What is expected = Whenever a line below holds the word "axis", copy that line.

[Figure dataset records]
━━━━━━━━━━━━━━━━━━━━
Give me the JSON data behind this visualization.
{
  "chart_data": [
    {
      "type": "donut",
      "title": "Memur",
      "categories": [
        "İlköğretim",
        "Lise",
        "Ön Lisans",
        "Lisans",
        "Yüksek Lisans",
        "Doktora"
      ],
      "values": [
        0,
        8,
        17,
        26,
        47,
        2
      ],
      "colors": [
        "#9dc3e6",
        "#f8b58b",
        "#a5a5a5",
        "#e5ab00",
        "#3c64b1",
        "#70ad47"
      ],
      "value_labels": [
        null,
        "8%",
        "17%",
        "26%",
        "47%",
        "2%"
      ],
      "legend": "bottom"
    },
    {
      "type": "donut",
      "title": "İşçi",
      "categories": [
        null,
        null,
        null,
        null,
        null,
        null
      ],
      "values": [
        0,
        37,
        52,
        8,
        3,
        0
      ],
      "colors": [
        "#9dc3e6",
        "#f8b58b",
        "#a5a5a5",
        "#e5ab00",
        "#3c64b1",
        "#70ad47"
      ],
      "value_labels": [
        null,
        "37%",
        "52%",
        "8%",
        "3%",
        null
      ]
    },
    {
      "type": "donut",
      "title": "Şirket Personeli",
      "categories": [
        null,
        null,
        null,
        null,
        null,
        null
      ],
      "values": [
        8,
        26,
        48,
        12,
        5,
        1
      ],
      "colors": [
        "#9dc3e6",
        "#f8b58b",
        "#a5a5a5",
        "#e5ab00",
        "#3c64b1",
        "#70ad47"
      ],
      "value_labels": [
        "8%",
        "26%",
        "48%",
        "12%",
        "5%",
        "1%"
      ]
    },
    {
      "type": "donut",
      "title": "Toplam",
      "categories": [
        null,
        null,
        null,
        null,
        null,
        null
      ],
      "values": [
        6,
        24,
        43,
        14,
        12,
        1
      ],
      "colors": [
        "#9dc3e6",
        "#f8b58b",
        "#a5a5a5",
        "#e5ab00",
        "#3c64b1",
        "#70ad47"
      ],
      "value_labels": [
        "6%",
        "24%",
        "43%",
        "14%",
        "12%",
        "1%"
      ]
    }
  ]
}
━━━━━━━━━━━━━━━━━━━━
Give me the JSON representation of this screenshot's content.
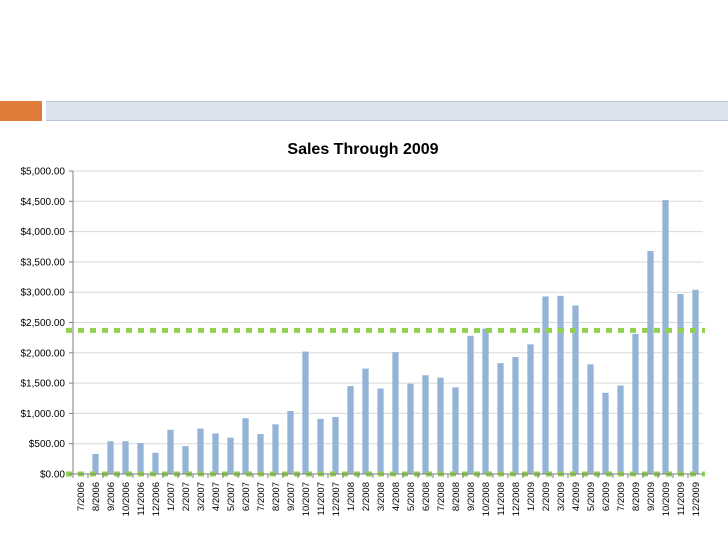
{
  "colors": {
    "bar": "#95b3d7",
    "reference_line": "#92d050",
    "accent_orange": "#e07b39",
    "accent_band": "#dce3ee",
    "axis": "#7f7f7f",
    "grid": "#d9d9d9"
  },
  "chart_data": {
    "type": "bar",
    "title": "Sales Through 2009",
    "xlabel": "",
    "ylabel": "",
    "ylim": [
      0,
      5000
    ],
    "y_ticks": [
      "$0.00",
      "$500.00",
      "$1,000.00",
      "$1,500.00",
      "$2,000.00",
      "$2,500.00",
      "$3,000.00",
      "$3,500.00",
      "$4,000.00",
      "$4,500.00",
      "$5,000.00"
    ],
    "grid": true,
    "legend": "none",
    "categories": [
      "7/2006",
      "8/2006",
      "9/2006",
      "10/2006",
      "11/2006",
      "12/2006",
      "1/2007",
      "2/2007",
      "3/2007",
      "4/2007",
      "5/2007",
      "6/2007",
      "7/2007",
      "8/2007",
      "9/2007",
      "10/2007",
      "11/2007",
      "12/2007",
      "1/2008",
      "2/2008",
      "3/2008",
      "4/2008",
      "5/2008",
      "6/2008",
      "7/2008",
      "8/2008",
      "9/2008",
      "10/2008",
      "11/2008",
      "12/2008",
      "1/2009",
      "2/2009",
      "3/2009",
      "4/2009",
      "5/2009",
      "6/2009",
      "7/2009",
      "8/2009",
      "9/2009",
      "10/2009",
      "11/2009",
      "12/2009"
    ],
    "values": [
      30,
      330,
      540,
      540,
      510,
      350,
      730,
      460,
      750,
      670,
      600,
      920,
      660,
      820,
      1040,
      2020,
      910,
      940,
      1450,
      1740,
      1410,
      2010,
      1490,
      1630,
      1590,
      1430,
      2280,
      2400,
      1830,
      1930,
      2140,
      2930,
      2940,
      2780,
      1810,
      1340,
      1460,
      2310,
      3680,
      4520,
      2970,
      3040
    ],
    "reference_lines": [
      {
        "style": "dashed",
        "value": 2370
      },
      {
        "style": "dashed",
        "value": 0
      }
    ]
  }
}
━━━━━━━━━━━━━━━━━━━━
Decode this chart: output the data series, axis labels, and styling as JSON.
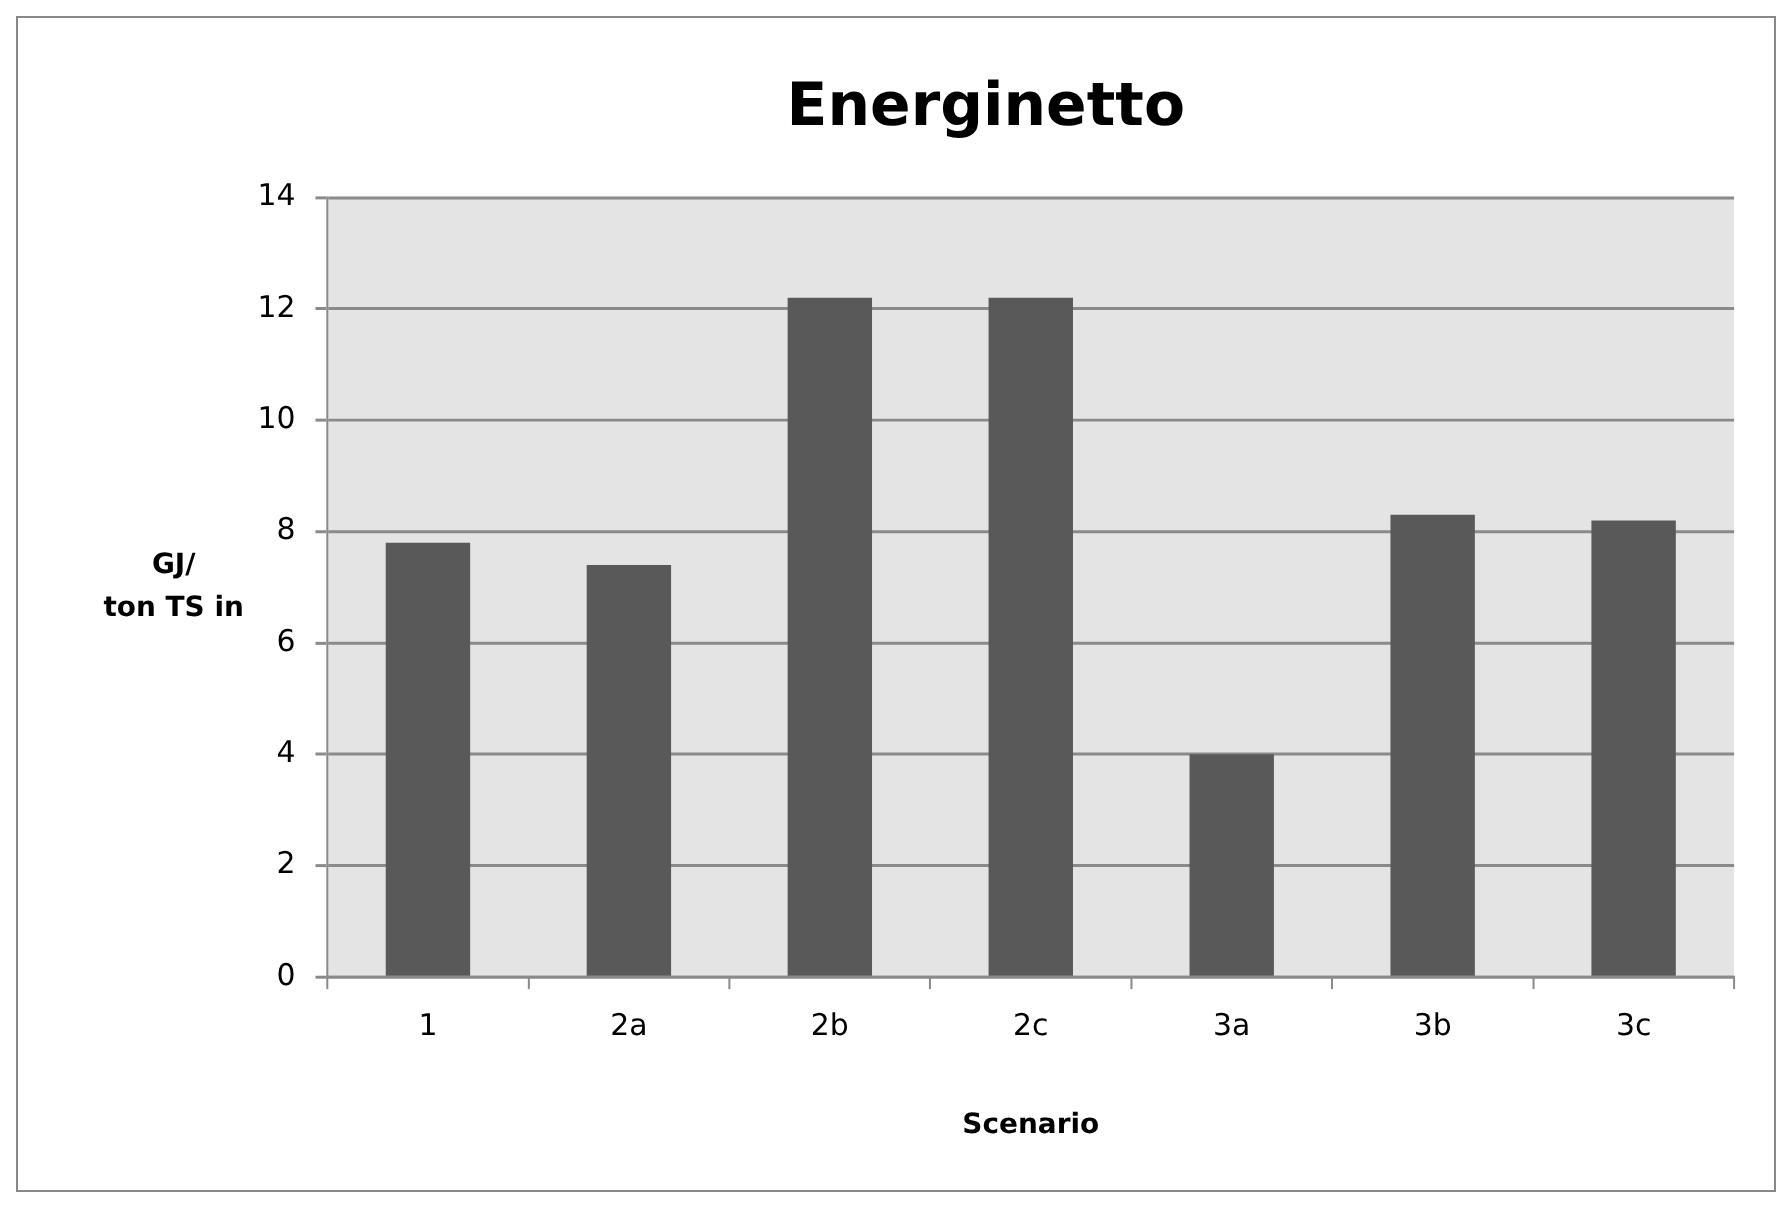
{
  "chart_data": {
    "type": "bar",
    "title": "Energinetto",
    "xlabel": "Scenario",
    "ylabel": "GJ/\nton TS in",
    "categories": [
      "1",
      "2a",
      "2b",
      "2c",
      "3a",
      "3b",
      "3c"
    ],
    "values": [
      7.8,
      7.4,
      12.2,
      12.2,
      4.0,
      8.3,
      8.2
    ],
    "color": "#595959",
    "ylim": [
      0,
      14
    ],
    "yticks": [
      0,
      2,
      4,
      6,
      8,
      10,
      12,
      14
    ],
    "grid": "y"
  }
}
━━━━━━━━━━━━━━━━━━━━
Response for this exercise =
    "axis": "#7f7f7f",
Decode this chart: output the data series, axis labels, and styling as JSON.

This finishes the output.